====== THE RECORDS ======

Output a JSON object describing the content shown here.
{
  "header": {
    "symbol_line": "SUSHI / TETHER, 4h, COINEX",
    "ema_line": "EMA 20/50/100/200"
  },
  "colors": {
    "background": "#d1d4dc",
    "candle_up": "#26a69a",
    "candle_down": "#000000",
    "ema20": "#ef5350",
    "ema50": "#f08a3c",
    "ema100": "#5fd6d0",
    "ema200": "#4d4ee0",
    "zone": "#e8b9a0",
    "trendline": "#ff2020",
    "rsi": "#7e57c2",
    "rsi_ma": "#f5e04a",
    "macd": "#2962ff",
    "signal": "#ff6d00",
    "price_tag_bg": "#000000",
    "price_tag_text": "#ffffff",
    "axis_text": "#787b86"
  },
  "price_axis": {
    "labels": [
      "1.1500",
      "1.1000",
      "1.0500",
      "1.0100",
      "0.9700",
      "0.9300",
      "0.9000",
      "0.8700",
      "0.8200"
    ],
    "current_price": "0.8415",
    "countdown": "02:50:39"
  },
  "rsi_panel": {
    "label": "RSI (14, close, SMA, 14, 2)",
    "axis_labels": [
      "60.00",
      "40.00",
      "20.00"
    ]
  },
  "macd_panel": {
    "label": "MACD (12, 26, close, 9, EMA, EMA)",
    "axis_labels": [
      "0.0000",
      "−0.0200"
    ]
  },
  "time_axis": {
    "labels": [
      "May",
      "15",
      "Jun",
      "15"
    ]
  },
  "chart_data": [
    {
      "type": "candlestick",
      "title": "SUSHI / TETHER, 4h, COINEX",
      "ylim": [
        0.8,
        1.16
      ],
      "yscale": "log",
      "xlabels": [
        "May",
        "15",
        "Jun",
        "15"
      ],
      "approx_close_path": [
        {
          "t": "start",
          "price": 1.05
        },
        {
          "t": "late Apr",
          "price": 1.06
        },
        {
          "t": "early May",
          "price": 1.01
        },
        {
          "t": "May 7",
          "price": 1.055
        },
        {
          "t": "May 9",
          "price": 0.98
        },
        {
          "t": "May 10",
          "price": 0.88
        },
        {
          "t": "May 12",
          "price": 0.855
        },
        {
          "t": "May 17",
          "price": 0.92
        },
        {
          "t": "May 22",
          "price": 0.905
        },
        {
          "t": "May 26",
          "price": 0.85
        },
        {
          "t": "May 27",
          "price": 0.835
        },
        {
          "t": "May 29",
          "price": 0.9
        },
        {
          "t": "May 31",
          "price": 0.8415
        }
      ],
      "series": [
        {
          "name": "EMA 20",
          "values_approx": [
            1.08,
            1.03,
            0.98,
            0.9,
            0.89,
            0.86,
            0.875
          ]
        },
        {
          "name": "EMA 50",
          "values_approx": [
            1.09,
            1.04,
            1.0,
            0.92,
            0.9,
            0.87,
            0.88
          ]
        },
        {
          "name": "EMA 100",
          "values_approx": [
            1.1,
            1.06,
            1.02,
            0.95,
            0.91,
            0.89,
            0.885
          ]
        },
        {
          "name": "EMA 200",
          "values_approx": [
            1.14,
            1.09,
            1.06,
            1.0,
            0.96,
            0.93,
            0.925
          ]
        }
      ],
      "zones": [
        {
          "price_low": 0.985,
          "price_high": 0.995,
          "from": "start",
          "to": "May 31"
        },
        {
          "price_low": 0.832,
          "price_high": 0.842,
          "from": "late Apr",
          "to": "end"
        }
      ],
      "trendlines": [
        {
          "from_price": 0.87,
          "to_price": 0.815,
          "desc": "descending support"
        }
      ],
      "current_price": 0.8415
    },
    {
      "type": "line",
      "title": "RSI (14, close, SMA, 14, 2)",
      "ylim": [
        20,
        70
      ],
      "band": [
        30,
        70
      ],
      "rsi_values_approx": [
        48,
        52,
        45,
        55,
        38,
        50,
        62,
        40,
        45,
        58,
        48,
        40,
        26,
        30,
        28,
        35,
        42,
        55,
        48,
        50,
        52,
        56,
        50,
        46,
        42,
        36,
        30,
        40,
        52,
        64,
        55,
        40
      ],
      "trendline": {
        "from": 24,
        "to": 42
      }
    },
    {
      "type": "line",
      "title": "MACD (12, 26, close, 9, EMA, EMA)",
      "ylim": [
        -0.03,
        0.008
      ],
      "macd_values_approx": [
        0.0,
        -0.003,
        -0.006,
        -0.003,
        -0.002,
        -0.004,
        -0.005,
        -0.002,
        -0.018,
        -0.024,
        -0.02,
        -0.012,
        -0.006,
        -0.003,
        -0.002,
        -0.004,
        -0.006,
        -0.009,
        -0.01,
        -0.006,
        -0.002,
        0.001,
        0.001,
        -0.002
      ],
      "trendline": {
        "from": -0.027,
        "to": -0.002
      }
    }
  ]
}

======

Using the material above, report each line where "COINEX" occurs.

OUTPUT FOR THIS EXERCISE:
    "symbol_line": "SUSHI / TETHER, 4h, COINEX",
      "title": "SUSHI / TETHER, 4h, COINEX",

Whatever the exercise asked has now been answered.